- Data shown -

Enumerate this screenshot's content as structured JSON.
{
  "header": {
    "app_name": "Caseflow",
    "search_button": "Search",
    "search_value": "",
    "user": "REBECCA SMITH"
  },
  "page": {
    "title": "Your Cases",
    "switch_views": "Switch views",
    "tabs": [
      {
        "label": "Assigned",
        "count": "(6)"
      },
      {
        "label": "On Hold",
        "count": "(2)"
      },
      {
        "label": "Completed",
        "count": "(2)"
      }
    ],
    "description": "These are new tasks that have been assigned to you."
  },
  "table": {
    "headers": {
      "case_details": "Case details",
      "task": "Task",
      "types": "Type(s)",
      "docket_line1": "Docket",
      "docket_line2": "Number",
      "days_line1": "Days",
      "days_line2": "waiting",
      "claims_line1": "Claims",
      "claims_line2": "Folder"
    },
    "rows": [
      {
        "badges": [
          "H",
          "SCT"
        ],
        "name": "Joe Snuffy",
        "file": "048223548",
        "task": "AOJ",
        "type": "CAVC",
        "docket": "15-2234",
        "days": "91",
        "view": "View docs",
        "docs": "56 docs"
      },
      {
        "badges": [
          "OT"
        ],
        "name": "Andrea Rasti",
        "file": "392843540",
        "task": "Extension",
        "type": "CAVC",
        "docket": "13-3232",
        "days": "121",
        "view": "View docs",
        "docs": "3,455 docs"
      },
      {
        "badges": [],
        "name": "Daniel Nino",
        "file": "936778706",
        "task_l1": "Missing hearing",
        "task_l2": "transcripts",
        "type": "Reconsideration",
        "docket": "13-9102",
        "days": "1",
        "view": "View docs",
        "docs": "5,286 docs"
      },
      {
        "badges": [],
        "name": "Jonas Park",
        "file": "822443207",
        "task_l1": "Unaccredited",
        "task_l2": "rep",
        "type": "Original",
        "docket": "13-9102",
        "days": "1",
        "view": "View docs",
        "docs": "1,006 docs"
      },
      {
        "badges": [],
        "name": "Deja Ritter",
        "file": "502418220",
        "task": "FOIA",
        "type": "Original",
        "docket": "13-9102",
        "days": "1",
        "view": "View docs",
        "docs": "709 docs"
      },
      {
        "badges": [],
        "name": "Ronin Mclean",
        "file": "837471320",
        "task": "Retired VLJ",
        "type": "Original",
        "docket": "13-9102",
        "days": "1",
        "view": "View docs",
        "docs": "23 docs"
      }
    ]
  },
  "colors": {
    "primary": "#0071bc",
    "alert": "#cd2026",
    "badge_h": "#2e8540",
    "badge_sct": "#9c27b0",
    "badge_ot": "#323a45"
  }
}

- Work required -
Repeat all the entries word for word.

- Correct response -
Enumerate this screenshot's content as structured JSON.
{
  "header": {
    "app_name": "Caseflow",
    "search_button": "Search",
    "search_value": "",
    "user": "REBECCA SMITH"
  },
  "page": {
    "title": "Your Cases",
    "switch_views": "Switch views",
    "tabs": [
      {
        "label": "Assigned",
        "count": "(6)"
      },
      {
        "label": "On Hold",
        "count": "(2)"
      },
      {
        "label": "Completed",
        "count": "(2)"
      }
    ],
    "description": "These are new tasks that have been assigned to you."
  },
  "table": {
    "headers": {
      "case_details": "Case details",
      "task": "Task",
      "types": "Type(s)",
      "docket_line1": "Docket",
      "docket_line2": "Number",
      "days_line1": "Days",
      "days_line2": "waiting",
      "claims_line1": "Claims",
      "claims_line2": "Folder"
    },
    "rows": [
      {
        "badges": [
          "H",
          "SCT"
        ],
        "name": "Joe Snuffy",
        "file": "048223548",
        "task": "AOJ",
        "type": "CAVC",
        "docket": "15-2234",
        "days": "91",
        "view": "View docs",
        "docs": "56 docs"
      },
      {
        "badges": [
          "OT"
        ],
        "name": "Andrea Rasti",
        "file": "392843540",
        "task": "Extension",
        "type": "CAVC",
        "docket": "13-3232",
        "days": "121",
        "view": "View docs",
        "docs": "3,455 docs"
      },
      {
        "badges": [],
        "name": "Daniel Nino",
        "file": "936778706",
        "task_l1": "Missing hearing",
        "task_l2": "transcripts",
        "type": "Reconsideration",
        "docket": "13-9102",
        "days": "1",
        "view": "View docs",
        "docs": "5,286 docs"
      },
      {
        "badges": [],
        "name": "Jonas Park",
        "file": "822443207",
        "task_l1": "Unaccredited",
        "task_l2": "rep",
        "type": "Original",
        "docket": "13-9102",
        "days": "1",
        "view": "View docs",
        "docs": "1,006 docs"
      },
      {
        "badges": [],
        "name": "Deja Ritter",
        "file": "502418220",
        "task": "FOIA",
        "type": "Original",
        "docket": "13-9102",
        "days": "1",
        "view": "View docs",
        "docs": "709 docs"
      },
      {
        "badges": [],
        "name": "Ronin Mclean",
        "file": "837471320",
        "task": "Retired VLJ",
        "type": "Original",
        "docket": "13-9102",
        "days": "1",
        "view": "View docs",
        "docs": "23 docs"
      }
    ]
  },
  "colors": {
    "primary": "#0071bc",
    "alert": "#cd2026",
    "badge_h": "#2e8540",
    "badge_sct": "#9c27b0",
    "badge_ot": "#323a45"
  }
}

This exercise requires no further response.